#### [PROMPT]
Determine how many lines include "October". Give the number and nothing else.

#### [DATA SHOWN]
******************************

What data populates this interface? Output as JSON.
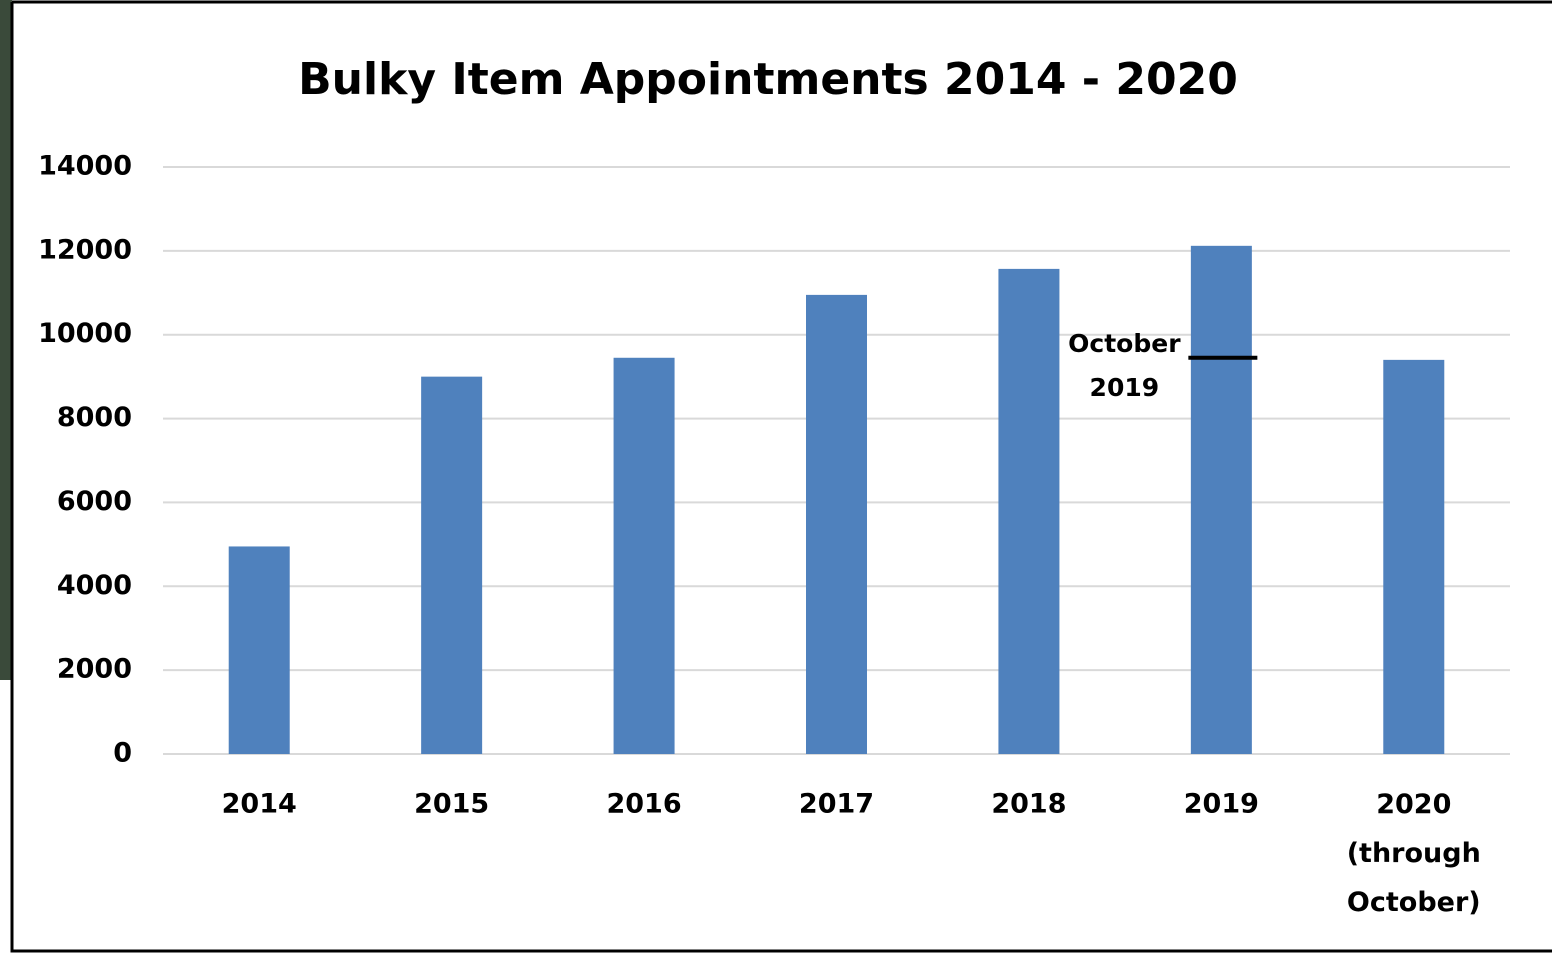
{
  "chart_data": {
    "type": "bar",
    "title": "Bulky Item Appointments 2014 - 2020",
    "categories": [
      "2014",
      "2015",
      "2016",
      "2017",
      "2018",
      "2019",
      "2020 (through October)"
    ],
    "values": [
      4950,
      9000,
      9450,
      10950,
      11570,
      12120,
      9400
    ],
    "color": "#4f81bd",
    "ylim": [
      0,
      14000
    ],
    "yticks": [
      0,
      2000,
      4000,
      6000,
      8000,
      10000,
      12000,
      14000
    ],
    "grid": true,
    "annotations": [
      {
        "text": "October 2019",
        "value": 9450,
        "category": 5
      }
    ]
  }
}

******************************

#### [SOLUTION]
2